---------- SOURCE MATERIAL
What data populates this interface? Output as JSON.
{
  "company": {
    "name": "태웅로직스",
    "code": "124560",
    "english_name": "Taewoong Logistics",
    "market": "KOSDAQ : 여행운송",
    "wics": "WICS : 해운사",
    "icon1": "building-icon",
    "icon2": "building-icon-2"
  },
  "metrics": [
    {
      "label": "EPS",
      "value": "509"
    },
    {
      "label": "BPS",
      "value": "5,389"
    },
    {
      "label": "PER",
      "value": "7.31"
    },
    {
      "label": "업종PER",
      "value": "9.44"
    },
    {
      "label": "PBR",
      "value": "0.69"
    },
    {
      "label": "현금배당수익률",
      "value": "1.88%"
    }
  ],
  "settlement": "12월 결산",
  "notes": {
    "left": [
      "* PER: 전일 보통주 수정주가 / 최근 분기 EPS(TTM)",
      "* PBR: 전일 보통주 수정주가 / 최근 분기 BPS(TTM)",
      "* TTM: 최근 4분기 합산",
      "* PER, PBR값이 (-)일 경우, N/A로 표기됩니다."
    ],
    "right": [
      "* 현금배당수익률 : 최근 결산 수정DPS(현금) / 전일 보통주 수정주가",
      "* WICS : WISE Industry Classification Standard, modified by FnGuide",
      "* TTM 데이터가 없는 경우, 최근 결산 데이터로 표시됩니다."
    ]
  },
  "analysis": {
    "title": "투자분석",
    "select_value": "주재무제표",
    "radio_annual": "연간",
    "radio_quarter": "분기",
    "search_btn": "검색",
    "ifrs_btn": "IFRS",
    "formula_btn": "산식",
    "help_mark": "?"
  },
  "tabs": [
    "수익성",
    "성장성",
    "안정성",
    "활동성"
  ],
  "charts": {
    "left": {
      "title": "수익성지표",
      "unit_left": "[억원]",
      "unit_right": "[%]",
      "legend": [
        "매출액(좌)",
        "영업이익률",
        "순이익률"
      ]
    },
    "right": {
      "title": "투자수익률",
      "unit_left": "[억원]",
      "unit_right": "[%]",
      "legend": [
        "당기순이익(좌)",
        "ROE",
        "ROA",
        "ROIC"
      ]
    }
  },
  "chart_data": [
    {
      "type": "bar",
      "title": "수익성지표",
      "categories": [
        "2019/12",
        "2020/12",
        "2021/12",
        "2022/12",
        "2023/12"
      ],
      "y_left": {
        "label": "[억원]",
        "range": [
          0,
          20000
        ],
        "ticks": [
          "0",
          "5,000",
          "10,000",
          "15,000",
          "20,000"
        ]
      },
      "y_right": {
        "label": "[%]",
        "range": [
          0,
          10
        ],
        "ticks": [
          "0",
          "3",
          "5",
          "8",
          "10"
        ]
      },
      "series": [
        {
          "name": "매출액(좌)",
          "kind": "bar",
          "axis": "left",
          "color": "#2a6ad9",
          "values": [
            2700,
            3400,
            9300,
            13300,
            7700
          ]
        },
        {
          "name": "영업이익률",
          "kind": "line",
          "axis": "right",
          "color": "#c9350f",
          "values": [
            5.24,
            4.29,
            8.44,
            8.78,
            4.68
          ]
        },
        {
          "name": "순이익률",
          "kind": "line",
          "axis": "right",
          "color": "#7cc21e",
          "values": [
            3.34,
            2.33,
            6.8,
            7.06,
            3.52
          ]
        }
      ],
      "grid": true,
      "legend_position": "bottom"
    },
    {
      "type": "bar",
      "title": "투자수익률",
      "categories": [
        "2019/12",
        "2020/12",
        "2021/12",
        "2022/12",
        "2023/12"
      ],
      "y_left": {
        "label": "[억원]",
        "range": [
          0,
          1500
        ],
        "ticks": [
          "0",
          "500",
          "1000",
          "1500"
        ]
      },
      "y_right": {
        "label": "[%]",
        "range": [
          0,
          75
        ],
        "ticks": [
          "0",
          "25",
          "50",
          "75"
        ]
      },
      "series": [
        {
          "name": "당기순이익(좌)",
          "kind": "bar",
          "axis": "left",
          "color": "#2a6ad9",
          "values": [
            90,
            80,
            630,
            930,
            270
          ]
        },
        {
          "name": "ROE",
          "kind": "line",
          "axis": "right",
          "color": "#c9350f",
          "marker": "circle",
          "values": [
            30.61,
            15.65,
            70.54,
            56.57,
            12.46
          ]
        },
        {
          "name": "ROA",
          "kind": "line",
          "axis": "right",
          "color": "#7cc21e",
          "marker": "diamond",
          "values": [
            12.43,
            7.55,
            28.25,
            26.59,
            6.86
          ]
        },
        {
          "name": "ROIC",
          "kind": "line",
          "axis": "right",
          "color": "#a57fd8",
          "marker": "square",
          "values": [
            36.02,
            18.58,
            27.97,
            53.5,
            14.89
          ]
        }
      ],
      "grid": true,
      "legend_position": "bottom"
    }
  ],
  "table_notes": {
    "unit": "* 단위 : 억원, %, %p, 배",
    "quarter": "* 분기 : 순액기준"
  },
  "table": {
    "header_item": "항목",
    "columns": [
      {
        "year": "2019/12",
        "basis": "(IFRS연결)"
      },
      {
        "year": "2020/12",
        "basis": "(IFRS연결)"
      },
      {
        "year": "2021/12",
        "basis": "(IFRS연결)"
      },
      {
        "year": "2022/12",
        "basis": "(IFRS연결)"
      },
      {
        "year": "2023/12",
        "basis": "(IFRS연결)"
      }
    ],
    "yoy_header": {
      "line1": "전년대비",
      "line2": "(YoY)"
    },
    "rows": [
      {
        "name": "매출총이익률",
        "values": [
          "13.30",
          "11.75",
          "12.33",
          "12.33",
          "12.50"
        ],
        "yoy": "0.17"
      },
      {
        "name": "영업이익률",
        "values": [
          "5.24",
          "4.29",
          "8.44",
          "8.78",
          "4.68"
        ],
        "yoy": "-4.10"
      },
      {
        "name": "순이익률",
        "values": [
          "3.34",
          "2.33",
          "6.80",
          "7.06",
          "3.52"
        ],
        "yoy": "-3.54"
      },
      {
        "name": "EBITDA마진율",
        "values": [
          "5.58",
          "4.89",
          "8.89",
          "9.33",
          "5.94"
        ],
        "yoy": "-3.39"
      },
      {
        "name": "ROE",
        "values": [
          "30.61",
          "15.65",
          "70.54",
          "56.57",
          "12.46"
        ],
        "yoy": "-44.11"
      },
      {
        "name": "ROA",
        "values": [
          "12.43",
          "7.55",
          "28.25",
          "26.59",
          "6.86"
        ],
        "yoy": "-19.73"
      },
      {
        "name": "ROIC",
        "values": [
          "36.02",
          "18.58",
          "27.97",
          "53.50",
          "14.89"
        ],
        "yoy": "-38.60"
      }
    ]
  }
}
--------------------
— WRITTEN REQUEST —
Where a line above contains the string "현금배당수익률", copy that line.

— REPLY TO THE EXERCISE —
      "label": "현금배당수익률",
      "* 현금배당수익률 : 최근 결산 수정DPS(현금) / 전일 보통주 수정주가",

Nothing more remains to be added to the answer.